*Provided text:*

------

From the Expo City district to new offshore wind proposals, Dubai's sustainability push is drawing pointed assessments from those closest to the numbers.

By Dubai News Desk · Published 4 July 2026, 1:16 am

3 min read

Updated 5 July 2026, 6:41 pm

Dubai's Green Ambitions Are Accelerating, Here's What Officials and Experts Are Actually Saying
Photo: Photo by David Vincent Villavicencio on Pexels

Dubai's Environment and Climate Change Authority issued a formal progress assessment this week on the emirate's net-zero 2050 roadmap, and the verdict from senior officials is blunt: the city is ahead on clean energy deployment but trailing badly on building emissions, which account for roughly 70 percent of Dubai's total carbon output. That gap is now dominating internal policy conversations at the authority's Al Mankhool Road headquarters.

The timing matters. Europe's catastrophic heatwave, France alone recorded more than 2,000 excess deaths at the July peak, has sharpened attention on Gulf cities that already routinely exceed 45 degrees Celsius in summer. Dubai's urban heat profile, compounded by its relentless construction pace, makes the emissions problem more than an abstract policy target. It is, climate researchers say, a public health calculation.

What Officials Are Flagging

Mohammed Al Gergawi, chairman of the Dubai Future Foundation, has made decarbonising the built environment a recurring theme in briefings to developers this year. Foundation researchers point to the Mohammed bin Rashid Al Maktoum Solar Park in Seih Al Dahal, now operational at 5 gigawatts of capacity and on track for 5.7 GW by 2030, as proof that generation-side progress is real. The harder conversation, they acknowledge, is retrofitting the existing building stock along Sheikh Zayed Road, where towers constructed before 2010 consume energy at roughly twice the rate of post-green-code structures.

------

*Listed entries:*
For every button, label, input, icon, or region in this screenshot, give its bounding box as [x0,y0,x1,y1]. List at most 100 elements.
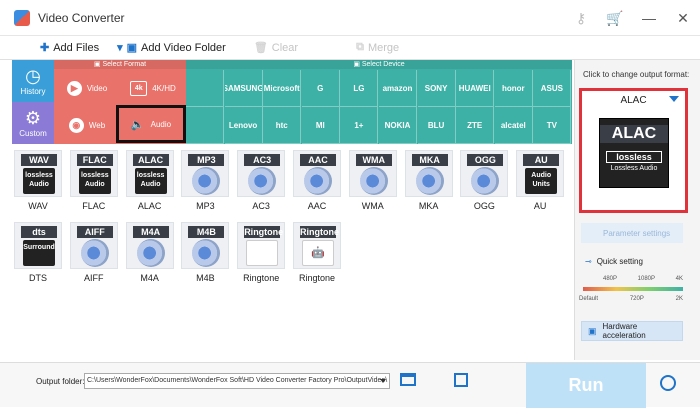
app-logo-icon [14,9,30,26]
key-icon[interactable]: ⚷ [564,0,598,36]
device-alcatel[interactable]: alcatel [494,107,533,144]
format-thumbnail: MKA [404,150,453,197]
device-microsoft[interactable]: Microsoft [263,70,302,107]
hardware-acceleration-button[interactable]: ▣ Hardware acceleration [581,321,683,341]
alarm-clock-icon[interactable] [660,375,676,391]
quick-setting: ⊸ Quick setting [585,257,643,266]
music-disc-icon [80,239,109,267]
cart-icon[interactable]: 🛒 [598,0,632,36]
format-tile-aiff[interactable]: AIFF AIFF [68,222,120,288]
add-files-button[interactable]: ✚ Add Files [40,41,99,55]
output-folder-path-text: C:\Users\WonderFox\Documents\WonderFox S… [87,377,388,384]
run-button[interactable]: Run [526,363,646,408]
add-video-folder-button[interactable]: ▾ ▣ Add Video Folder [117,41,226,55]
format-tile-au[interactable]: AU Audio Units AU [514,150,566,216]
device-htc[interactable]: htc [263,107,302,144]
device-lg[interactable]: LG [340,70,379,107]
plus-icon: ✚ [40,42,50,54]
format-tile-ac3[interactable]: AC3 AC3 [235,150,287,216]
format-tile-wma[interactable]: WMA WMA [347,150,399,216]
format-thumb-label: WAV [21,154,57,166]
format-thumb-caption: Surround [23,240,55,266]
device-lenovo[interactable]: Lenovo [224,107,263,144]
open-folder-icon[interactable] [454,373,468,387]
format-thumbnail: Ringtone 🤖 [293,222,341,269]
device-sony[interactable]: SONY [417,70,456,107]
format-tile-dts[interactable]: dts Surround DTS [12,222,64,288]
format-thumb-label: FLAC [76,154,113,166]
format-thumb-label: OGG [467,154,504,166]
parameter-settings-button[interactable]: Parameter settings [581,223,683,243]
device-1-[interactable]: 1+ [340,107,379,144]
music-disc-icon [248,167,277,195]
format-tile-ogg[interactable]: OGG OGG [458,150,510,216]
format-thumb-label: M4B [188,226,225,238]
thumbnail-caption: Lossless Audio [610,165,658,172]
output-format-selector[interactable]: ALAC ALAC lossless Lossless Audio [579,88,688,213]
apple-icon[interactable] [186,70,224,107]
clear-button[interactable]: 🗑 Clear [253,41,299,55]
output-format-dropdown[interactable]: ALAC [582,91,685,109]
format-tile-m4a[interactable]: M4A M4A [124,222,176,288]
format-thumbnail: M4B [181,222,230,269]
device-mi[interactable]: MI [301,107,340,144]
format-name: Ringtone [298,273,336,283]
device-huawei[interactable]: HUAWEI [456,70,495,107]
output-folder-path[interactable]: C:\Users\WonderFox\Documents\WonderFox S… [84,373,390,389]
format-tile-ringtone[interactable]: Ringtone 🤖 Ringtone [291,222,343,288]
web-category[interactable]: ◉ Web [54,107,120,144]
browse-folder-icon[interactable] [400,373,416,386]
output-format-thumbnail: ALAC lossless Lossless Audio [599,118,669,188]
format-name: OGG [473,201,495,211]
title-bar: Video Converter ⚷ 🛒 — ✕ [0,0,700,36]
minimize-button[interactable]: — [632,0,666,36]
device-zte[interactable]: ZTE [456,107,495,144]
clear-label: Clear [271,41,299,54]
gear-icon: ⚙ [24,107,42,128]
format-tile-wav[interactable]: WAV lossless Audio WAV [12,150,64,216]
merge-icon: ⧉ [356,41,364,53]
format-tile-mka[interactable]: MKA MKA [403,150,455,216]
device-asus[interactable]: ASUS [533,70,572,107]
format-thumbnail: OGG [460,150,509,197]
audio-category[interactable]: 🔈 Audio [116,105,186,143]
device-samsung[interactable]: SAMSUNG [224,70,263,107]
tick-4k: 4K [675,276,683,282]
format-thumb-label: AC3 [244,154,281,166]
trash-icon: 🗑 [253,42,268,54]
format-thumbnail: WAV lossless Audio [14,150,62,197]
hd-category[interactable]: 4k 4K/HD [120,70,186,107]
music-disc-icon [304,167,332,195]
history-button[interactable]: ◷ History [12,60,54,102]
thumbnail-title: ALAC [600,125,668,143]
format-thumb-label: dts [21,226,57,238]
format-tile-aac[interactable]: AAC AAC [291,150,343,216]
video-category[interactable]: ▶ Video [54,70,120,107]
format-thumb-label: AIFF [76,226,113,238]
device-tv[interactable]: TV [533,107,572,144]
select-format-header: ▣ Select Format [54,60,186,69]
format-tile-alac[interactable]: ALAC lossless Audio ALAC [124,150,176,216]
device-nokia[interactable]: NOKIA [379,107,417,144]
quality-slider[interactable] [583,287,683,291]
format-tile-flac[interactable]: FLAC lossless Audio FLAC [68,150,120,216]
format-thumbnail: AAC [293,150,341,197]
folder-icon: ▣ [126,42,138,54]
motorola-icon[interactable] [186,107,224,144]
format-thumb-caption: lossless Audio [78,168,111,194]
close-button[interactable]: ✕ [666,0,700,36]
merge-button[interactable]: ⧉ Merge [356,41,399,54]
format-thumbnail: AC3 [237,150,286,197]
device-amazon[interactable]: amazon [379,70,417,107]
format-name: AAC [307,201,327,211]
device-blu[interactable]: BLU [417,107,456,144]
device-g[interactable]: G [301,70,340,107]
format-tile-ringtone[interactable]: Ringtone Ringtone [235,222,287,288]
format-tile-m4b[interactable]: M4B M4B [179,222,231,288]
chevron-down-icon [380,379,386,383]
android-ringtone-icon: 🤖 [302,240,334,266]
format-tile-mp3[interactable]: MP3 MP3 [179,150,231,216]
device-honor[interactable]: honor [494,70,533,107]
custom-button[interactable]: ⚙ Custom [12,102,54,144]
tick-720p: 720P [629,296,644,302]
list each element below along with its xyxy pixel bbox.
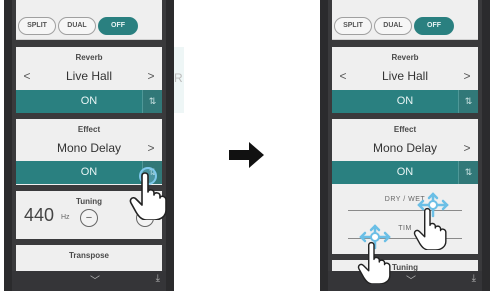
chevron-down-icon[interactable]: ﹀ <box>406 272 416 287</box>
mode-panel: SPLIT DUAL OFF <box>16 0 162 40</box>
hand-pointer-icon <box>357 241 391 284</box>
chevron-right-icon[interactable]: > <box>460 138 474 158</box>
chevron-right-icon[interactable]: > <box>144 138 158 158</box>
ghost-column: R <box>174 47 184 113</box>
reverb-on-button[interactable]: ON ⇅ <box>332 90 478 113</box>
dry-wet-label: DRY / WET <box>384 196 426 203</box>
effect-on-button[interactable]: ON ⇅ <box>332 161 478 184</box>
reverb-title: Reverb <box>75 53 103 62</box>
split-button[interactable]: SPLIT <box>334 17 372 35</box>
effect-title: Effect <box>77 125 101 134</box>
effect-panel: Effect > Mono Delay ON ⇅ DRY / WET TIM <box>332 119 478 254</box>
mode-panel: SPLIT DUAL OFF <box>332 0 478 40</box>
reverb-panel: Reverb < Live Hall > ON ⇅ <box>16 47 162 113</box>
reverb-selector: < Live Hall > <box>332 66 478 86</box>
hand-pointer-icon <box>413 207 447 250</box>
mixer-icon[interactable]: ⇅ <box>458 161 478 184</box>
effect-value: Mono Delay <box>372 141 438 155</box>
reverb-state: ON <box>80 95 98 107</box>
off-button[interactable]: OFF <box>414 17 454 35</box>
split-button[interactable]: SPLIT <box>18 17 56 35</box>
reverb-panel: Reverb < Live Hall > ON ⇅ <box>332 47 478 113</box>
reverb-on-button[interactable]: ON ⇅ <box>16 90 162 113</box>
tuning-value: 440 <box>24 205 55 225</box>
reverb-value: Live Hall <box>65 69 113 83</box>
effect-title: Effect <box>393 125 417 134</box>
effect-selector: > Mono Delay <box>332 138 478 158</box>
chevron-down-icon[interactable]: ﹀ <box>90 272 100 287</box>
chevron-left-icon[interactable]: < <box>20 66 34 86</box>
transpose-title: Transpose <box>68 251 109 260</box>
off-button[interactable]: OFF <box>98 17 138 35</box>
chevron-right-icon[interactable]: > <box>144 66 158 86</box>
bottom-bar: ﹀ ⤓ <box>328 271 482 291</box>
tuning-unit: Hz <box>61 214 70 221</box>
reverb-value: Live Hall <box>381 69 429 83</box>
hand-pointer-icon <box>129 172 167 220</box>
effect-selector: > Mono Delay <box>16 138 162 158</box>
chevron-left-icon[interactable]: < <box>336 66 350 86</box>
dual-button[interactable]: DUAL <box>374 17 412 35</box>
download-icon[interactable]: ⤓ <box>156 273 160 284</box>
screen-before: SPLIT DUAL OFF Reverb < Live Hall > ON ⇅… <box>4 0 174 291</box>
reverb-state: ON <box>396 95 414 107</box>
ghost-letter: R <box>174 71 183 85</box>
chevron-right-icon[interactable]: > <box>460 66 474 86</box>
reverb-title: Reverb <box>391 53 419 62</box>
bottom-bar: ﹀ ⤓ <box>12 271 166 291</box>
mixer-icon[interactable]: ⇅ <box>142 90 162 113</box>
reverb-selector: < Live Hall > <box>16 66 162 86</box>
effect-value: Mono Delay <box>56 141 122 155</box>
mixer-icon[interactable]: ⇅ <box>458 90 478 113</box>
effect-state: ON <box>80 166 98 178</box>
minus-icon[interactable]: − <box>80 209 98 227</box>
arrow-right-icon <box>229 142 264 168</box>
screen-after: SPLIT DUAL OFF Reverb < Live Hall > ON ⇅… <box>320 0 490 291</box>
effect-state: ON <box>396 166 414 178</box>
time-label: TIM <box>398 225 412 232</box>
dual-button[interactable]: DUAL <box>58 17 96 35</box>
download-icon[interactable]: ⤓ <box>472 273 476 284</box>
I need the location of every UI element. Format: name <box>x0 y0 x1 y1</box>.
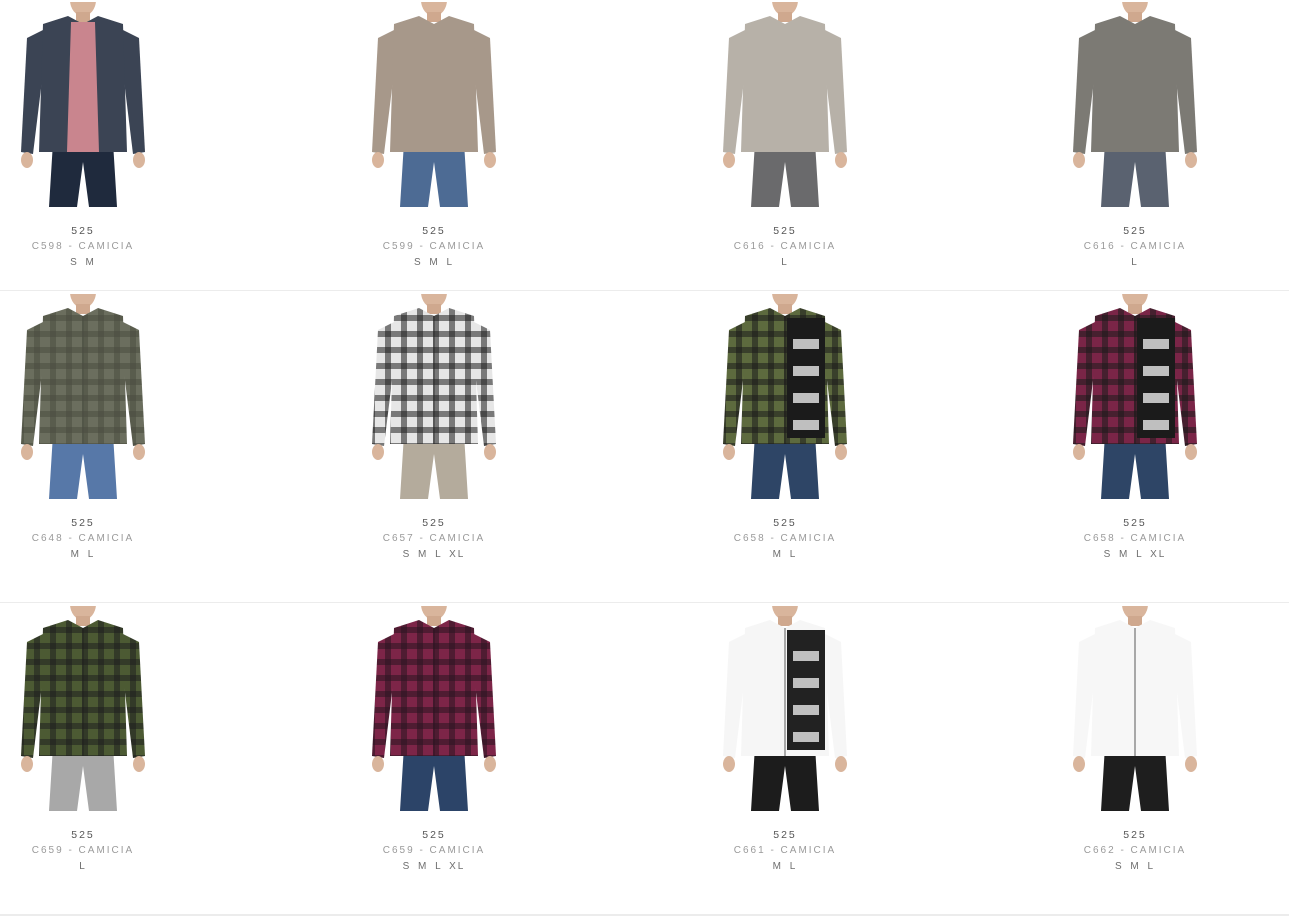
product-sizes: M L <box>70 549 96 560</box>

------

*Task requirements:* Repeat the passage of the Dubai sustainability article starting at "By Dubai News" and ending at "Mankhool Road headquarters.", without changing a word.

*Response to the exercise:*
By Dubai News Desk · Published 4 July 2026, 1:16 am

3 min read

Updated 5 July 2026, 6:41 pm

Dubai's Green Ambitions Are Accelerating, Here's What Officials and Experts Are Actually Saying
Photo: Photo by David Vincent Villavicencio on Pexels

Dubai's Environment and Climate Change Authority issued a formal progress assessment this week on the emirate's net-zero 2050 roadmap, and the verdict from senior officials is blunt: the city is ahead on clean energy deployment but trailing badly on building emissions, which account for roughly 70 percent of Dubai's total carbon output. That gap is now dominating internal policy conversations at the authority's Al Mankhool Road headquarters.